== Data extract ==
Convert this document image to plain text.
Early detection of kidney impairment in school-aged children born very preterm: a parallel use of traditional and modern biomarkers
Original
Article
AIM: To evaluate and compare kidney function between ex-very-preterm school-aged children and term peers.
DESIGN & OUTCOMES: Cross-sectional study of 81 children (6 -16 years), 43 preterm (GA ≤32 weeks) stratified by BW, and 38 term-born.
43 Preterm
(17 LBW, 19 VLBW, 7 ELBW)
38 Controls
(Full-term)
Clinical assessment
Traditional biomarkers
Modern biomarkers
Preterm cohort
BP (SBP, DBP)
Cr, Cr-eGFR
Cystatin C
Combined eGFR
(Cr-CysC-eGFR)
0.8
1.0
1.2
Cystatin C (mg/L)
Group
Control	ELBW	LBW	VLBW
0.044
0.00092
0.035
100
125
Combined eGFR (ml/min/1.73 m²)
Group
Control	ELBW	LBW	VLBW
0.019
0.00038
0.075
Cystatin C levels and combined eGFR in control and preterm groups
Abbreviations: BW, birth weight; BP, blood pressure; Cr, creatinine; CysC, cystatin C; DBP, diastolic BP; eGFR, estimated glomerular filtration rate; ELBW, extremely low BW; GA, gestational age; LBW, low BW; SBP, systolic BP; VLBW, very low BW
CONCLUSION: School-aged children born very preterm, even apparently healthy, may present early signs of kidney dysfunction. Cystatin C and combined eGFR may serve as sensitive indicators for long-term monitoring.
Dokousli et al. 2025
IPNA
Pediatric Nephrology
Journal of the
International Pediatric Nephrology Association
===
_Written request:_
Repeat every entry word for word.

_Response to the task:_
Convert this document image to plain text.
Early detection of kidney impairment in school-aged children born very preterm: a parallel use of traditional and modern biomarkers
Original
Article
AIM: To evaluate and compare kidney function between ex-very-preterm school-aged children and term peers.
DESIGN & OUTCOMES: Cross-sectional study of 81 children (6 -16 years), 43 preterm (GA ≤32 weeks) stratified by BW, and 38 term-born.
43 Preterm
(17 LBW, 19 VLBW, 7 ELBW)
38 Controls
(Full-term)
Clinical assessment
Traditional biomarkers
Modern biomarkers
Preterm cohort
BP (SBP, DBP)
Cr, Cr-eGFR
Cystatin C
Combined eGFR
(Cr-CysC-eGFR)
0.8
1.0
1.2
Cystatin C (mg/L)
Group
Control	ELBW	LBW	VLBW
0.044
0.00092
0.035
100
125
Combined eGFR (ml/min/1.73 m²)
Group
Control	ELBW	LBW	VLBW
0.019
0.00038
0.075
Cystatin C levels and combined eGFR in control and preterm groups
Abbreviations: BW, birth weight; BP, blood pressure; Cr, creatinine; CysC, cystatin C; DBP, diastolic BP; eGFR, estimated glomerular filtration rate; ELBW, extremely low BW; GA, gestational age; LBW, low BW; SBP, systolic BP; VLBW, very low BW
CONCLUSION: School-aged children born very preterm, even apparently healthy, may present early signs of kidney dysfunction. Cystatin C and combined eGFR may serve as sensitive indicators for long-term monitoring.
Dokousli et al. 2025
IPNA
Pediatric Nephrology
Journal of the
International Pediatric Nephrology Association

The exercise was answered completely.